==== EXTRACTED ENTRIES

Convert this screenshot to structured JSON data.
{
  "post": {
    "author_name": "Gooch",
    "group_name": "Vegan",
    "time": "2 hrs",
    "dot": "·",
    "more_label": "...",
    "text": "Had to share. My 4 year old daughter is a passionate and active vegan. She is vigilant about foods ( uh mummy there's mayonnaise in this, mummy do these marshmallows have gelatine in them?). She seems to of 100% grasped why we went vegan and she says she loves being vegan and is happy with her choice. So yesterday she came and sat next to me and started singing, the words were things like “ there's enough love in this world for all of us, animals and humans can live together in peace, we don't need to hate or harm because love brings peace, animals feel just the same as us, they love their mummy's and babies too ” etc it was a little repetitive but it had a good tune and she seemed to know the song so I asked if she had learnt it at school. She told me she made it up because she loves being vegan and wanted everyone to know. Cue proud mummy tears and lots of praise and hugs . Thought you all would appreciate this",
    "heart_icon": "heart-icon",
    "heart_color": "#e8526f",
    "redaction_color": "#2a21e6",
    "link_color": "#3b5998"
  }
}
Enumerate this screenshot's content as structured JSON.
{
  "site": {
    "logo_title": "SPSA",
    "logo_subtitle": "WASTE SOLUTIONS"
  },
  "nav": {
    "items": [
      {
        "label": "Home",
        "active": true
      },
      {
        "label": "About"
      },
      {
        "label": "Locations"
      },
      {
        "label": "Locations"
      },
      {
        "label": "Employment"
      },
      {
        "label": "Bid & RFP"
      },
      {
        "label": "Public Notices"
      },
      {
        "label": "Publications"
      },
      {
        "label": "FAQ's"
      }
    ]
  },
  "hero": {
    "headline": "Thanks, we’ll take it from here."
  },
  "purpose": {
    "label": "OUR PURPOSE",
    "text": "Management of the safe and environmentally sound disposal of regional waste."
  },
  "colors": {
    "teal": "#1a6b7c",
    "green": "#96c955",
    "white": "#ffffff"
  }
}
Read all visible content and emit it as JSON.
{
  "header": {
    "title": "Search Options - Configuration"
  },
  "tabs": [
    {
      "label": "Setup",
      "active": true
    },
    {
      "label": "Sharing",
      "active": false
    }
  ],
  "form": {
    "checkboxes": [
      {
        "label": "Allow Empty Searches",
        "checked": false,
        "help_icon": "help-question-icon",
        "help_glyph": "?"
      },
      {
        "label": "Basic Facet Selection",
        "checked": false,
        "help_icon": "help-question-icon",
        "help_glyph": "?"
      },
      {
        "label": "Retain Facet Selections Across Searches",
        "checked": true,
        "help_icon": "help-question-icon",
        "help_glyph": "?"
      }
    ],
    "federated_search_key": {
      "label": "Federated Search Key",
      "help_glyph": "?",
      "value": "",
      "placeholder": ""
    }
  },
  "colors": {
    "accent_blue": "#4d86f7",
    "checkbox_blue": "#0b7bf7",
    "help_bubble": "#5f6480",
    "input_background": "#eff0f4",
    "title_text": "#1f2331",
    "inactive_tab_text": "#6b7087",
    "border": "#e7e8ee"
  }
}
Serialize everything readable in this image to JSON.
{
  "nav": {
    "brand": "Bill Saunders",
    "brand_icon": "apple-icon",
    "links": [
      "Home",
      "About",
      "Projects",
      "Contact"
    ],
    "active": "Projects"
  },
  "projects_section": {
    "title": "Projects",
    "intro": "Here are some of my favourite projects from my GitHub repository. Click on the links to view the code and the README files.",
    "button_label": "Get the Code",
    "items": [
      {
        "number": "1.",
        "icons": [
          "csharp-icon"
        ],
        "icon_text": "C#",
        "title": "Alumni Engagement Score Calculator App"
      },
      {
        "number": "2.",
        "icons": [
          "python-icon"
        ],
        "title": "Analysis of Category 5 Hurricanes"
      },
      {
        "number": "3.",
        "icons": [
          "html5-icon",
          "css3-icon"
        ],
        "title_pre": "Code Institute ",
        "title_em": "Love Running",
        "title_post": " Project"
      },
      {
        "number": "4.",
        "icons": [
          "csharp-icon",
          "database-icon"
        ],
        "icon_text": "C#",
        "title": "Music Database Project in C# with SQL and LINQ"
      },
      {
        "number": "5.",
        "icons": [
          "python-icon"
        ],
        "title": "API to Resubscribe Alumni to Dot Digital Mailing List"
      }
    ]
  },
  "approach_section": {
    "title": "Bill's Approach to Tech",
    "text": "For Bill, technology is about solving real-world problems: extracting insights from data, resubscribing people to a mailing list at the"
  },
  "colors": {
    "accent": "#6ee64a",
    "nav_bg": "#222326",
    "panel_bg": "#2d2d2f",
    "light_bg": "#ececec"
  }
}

========

Reproduce all of the entries word for word.

Convert this screenshot to structured JSON data.
{
  "post": {
    "author_name": "Gooch",
    "group_name": "Vegan",
    "time": "2 hrs",
    "dot": "·",
    "more_label": "...",
    "text": "Had to share. My 4 year old daughter is a passionate and active vegan. She is vigilant about foods ( uh mummy there's mayonnaise in this, mummy do these marshmallows have gelatine in them?). She seems to of 100% grasped why we went vegan and she says she loves being vegan and is happy with her choice. So yesterday she came and sat next to me and started singing, the words were things like “ there's enough love in this world for all of us, animals and humans can live together in peace, we don't need to hate or harm because love brings peace, animals feel just the same as us, they love their mummy's and babies too ” etc it was a little repetitive but it had a good tune and she seemed to know the song so I asked if she had learnt it at school. She told me she made it up because she loves being vegan and wanted everyone to know. Cue proud mummy tears and lots of praise and hugs . Thought you all would appreciate this",
    "heart_icon": "heart-icon",
    "heart_color": "#e8526f",
    "redaction_color": "#2a21e6",
    "link_color": "#3b5998"
  }
}
Enumerate this screenshot's content as structured JSON.
{
  "site": {
    "logo_title": "SPSA",
    "logo_subtitle": "WASTE SOLUTIONS"
  },
  "nav": {
    "items": [
      {
        "label": "Home",
        "active": true
      },
      {
        "label": "About"
      },
      {
        "label": "Locations"
      },
      {
        "label": "Locations"
      },
      {
        "label": "Employment"
      },
      {
        "label": "Bid & RFP"
      },
      {
        "label": "Public Notices"
      },
      {
        "label": "Publications"
      },
      {
        "label": "FAQ's"
      }
    ]
  },
  "hero": {
    "headline": "Thanks, we’ll take it from here."
  },
  "purpose": {
    "label": "OUR PURPOSE",
    "text": "Management of the safe and environmentally sound disposal of regional waste."
  },
  "colors": {
    "teal": "#1a6b7c",
    "green": "#96c955",
    "white": "#ffffff"
  }
}
Read all visible content and emit it as JSON.
{
  "header": {
    "title": "Search Options - Configuration"
  },
  "tabs": [
    {
      "label": "Setup",
      "active": true
    },
    {
      "label": "Sharing",
      "active": false
    }
  ],
  "form": {
    "checkboxes": [
      {
        "label": "Allow Empty Searches",
        "checked": false,
        "help_icon": "help-question-icon",
        "help_glyph": "?"
      },
      {
        "label": "Basic Facet Selection",
        "checked": false,
        "help_icon": "help-question-icon",
        "help_glyph": "?"
      },
      {
        "label": "Retain Facet Selections Across Searches",
        "checked": true,
        "help_icon": "help-question-icon",
        "help_glyph": "?"
      }
    ],
    "federated_search_key": {
      "label": "Federated Search Key",
      "help_glyph": "?",
      "value": "",
      "placeholder": ""
    }
  },
  "colors": {
    "accent_blue": "#4d86f7",
    "checkbox_blue": "#0b7bf7",
    "help_bubble": "#5f6480",
    "input_background": "#eff0f4",
    "title_text": "#1f2331",
    "inactive_tab_text": "#6b7087",
    "border": "#e7e8ee"
  }
}
Serialize everything readable in this image to JSON.
{
  "nav": {
    "brand": "Bill Saunders",
    "brand_icon": "apple-icon",
    "links": [
      "Home",
      "About",
      "Projects",
      "Contact"
    ],
    "active": "Projects"
  },
  "projects_section": {
    "title": "Projects",
    "intro": "Here are some of my favourite projects from my GitHub repository. Click on the links to view the code and the README files.",
    "button_label": "Get the Code",
    "items": [
      {
        "number": "1.",
        "icons": [
          "csharp-icon"
        ],
        "icon_text": "C#",
        "title": "Alumni Engagement Score Calculator App"
      },
      {
        "number": "2.",
        "icons": [
          "python-icon"
        ],
        "title": "Analysis of Category 5 Hurricanes"
      },
      {
        "number": "3.",
        "icons": [
          "html5-icon",
          "css3-icon"
        ],
        "title_pre": "Code Institute ",
        "title_em": "Love Running",
        "title_post": " Project"
      },
      {
        "number": "4.",
        "icons": [
          "csharp-icon",
          "database-icon"
        ],
        "icon_text": "C#",
        "title": "Music Database Project in C# with SQL and LINQ"
      },
      {
        "number": "5.",
        "icons": [
          "python-icon"
        ],
        "title": "API to Resubscribe Alumni to Dot Digital Mailing List"
      }
    ]
  },
  "approach_section": {
    "title": "Bill's Approach to Tech",
    "text": "For Bill, technology is about solving real-world problems: extracting insights from data, resubscribing people to a mailing list at the"
  },
  "colors": {
    "accent": "#6ee64a",
    "nav_bg": "#222326",
    "panel_bg": "#2d2d2f",
    "light_bg": "#ececec"
  }
}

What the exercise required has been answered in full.